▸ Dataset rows

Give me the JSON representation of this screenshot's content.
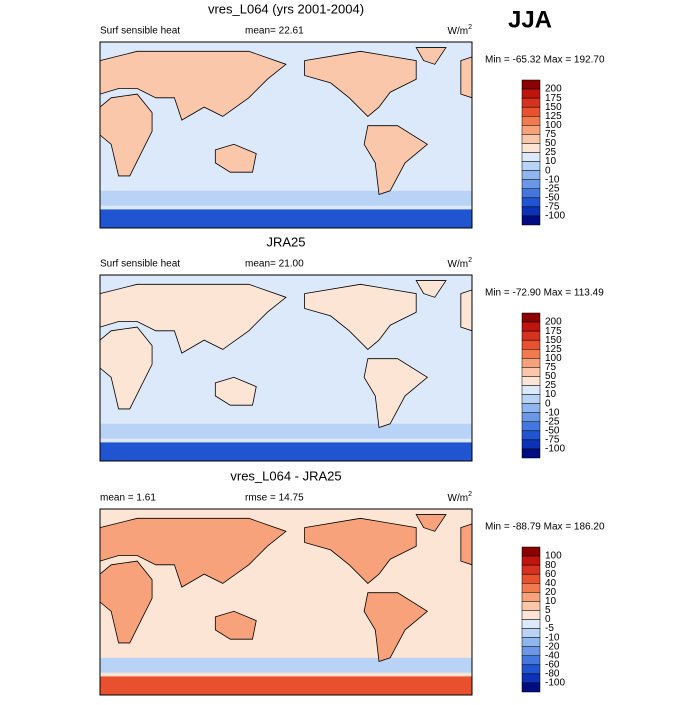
{
  "header": {
    "title": "JJA"
  },
  "panels": [
    {
      "title": "vres_L064 (yrs 2001-2004)",
      "left_label": "Surf sensible heat",
      "center_label": "mean= 22.61",
      "units": {
        "base": "W/m",
        "sup": "2"
      },
      "minmax": "Min = -65.32 Max = 192.70",
      "colorbar_labels": [
        "200",
        "175",
        "150",
        "125",
        "100",
        "75",
        "50",
        "25",
        "10",
        "0",
        "-10",
        "-25",
        "-50",
        "-75",
        "-100"
      ]
    },
    {
      "title": "JRA25",
      "left_label": "Surf sensible heat",
      "center_label": "mean= 21.00",
      "units": {
        "base": "W/m",
        "sup": "2"
      },
      "minmax": "Min = -72.90 Max = 113.49",
      "colorbar_labels": [
        "200",
        "175",
        "150",
        "125",
        "100",
        "75",
        "50",
        "25",
        "10",
        "0",
        "-10",
        "-25",
        "-50",
        "-75",
        "-100"
      ]
    },
    {
      "title": "vres_L064 - JRA25",
      "left_label": "mean =  1.61",
      "center_label": "rmse = 14.75",
      "units": {
        "base": "W/m",
        "sup": "2"
      },
      "minmax": "Min = -88.79 Max = 186.20",
      "colorbar_labels": [
        "100",
        "80",
        "60",
        "40",
        "20",
        "10",
        "5",
        "0",
        "-5",
        "-10",
        "-20",
        "-40",
        "-60",
        "-80",
        "-100"
      ]
    }
  ]
}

▸ GOAL OF THE EXERCISE
Work out how many lines of the data above hold the word "mean", and write only the count.

▸ WRITTEN ANSWER
3